- [Task statement]: Starting with the first line and ending after the line that contains "x-tick-label: Landowner Permits", rewrite these lines with "Outfitter Licenses" changed to "Guide Licenses" and nothing else altered.

# Start of Material provided

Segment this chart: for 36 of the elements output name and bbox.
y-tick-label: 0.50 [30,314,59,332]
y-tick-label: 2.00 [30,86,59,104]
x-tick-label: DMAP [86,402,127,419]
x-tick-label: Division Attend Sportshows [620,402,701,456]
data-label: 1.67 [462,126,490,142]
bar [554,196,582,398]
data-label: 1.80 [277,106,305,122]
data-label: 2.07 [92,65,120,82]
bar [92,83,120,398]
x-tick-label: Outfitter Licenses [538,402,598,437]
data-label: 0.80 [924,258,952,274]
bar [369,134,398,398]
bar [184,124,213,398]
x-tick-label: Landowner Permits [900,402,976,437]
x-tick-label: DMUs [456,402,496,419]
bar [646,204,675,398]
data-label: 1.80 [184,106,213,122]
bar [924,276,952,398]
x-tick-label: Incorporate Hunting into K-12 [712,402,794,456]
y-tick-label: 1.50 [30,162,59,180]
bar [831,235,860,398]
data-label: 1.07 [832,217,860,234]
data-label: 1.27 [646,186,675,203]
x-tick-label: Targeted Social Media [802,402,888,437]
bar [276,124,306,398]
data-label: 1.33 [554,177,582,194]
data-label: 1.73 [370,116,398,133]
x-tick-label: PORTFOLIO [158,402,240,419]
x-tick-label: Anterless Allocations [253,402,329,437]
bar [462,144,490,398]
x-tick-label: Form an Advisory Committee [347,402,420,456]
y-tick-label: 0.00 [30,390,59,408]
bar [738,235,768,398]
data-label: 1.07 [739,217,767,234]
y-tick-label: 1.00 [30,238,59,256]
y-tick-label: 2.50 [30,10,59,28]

# End of Material provided

- [Correct output]:
Segment this chart: for 36 of the elements output name and bbox.
y-tick-label: 0.50 [30,314,59,332]
y-tick-label: 2.00 [30,86,59,104]
x-tick-label: DMAP [86,402,127,419]
x-tick-label: Division Attend Sportshows [620,402,701,456]
data-label: 1.67 [462,126,490,142]
bar [554,196,582,398]
data-label: 1.80 [277,106,305,122]
data-label: 2.07 [92,65,120,82]
bar [92,83,120,398]
x-tick-label: Guide Licenses [538,402,598,437]
data-label: 0.80 [924,258,952,274]
bar [369,134,398,398]
bar [184,124,213,398]
x-tick-label: Landowner Permits [900,402,976,437]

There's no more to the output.